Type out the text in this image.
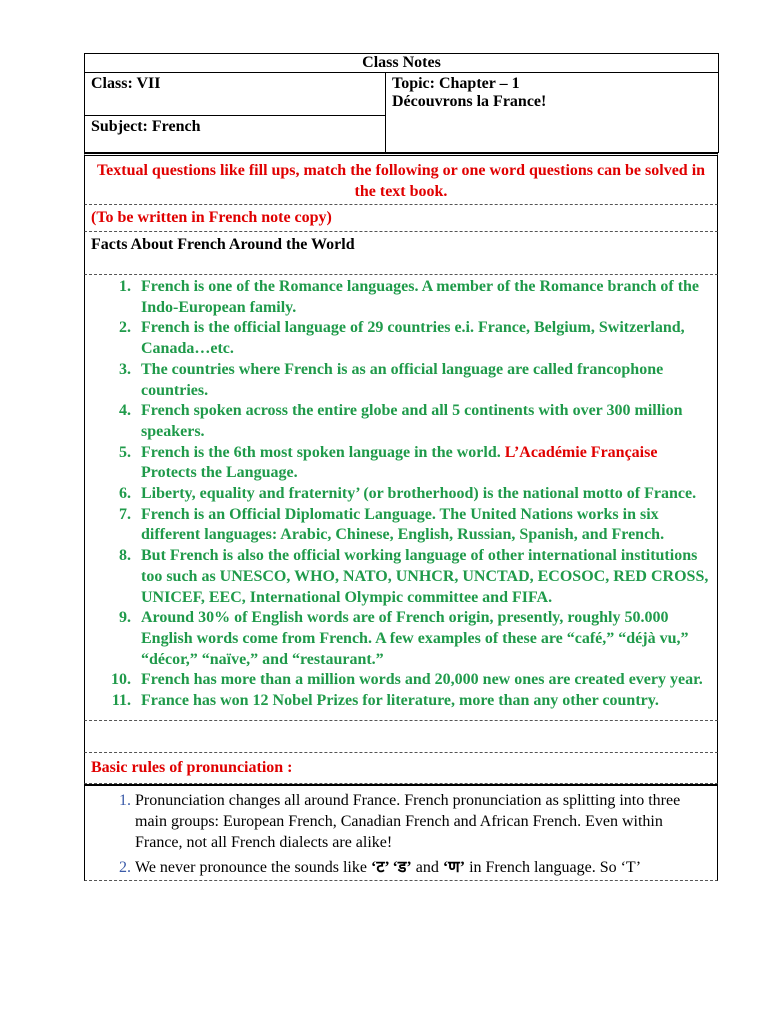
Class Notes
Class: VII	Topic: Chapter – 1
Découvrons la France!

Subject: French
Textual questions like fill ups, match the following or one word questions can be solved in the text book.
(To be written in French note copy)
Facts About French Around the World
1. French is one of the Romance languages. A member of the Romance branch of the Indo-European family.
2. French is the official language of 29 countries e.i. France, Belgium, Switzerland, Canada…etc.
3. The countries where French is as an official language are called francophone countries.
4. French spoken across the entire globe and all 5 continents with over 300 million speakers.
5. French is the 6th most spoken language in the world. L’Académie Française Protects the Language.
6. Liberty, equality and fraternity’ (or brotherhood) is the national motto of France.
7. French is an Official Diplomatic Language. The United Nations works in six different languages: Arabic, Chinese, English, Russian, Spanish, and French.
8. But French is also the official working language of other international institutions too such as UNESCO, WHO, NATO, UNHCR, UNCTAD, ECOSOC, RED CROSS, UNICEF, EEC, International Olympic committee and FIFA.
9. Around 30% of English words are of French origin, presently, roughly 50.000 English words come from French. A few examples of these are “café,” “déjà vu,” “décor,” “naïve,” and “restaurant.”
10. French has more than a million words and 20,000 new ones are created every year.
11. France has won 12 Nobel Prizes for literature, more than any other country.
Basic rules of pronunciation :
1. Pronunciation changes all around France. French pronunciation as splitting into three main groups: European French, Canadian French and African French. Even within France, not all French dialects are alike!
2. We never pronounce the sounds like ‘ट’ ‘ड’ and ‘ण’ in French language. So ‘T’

▸ What needs to be done:
Except for the pictures, copy every line of the records above exactly.

▸ In response:
Type out the text in this image.
Class Notes
Class: VII	Topic: Chapter – 1
Découvrons la France!

Subject: French
Textual questions like fill ups, match the following or one word questions can be solved in the text book.
(To be written in French note copy)
Facts About French Around the World
1. French is one of the Romance languages. A member of the Romance branch of the Indo-European family.
2. French is the official language of 29 countries e.i. France, Belgium, Switzerland, Canada…etc.
3. The countries where French is as an official language are called francophone countries.
4. French spoken across the entire globe and all 5 continents with over 300 million speakers.
5. French is the 6th most spoken language in the world. L’Académie Française Protects the Language.
6. Liberty, equality and fraternity’ (or brotherhood) is the national motto of France.
7. French is an Official Diplomatic Language. The United Nations works in six different languages: Arabic, Chinese, English, Russian, Spanish, and French.
8. But French is also the official working language of other international institutions too such as UNESCO, WHO, NATO, UNHCR, UNCTAD, ECOSOC, RED CROSS, UNICEF, EEC, International Olympic committee and FIFA.
9. Around 30% of English words are of French origin, presently, roughly 50.000 English words come from French. A few examples of these are “café,” “déjà vu,” “décor,” “naïve,” and “restaurant.”
10. French has more than a million words and 20,000 new ones are created every year.
11. France has won 12 Nobel Prizes for literature, more than any other country.
Basic rules of pronunciation :
1. Pronunciation changes all around France. French pronunciation as splitting into three main groups: European French, Canadian French and African French. Even within France, not all French dialects are alike!
2. We never pronounce the sounds like ‘ट’ ‘ड’ and ‘ण’ in French language. So ‘T’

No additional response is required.